*WORKING DATA*:
● ● ● ●

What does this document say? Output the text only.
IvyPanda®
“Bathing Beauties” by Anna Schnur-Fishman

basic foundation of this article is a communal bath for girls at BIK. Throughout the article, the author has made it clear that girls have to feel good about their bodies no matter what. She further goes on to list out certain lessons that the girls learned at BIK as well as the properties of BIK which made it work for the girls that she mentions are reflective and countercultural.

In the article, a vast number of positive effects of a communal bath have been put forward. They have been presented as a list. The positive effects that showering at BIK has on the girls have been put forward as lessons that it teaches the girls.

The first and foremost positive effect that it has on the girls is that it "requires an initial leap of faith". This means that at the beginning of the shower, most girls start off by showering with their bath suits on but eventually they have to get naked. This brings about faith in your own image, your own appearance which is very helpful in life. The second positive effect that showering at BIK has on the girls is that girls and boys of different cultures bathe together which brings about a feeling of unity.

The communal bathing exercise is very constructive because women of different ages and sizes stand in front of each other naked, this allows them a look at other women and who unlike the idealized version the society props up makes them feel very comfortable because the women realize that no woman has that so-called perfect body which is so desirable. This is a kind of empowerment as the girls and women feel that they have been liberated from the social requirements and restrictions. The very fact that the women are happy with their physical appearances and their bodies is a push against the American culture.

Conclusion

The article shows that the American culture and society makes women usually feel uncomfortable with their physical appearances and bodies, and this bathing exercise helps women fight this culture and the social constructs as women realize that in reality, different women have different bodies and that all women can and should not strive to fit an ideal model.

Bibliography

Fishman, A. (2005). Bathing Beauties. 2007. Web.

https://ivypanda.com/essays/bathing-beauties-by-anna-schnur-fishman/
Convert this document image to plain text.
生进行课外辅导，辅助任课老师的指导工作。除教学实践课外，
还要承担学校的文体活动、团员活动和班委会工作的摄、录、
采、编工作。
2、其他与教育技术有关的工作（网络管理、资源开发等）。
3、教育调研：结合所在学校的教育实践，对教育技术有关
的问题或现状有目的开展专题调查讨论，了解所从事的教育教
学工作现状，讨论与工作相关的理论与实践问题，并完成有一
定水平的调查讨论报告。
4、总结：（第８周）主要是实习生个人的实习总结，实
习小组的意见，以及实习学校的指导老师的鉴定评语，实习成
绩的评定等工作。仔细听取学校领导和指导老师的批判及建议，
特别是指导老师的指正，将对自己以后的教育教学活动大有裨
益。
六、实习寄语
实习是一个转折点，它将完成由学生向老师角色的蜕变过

● ● ● ●

*TASK*:
Leave out every line without the string "text" and copy the rest.

*ANSWER FOR THE TASK*:
What does this document say? Output the text only.
Convert this document image to plain text.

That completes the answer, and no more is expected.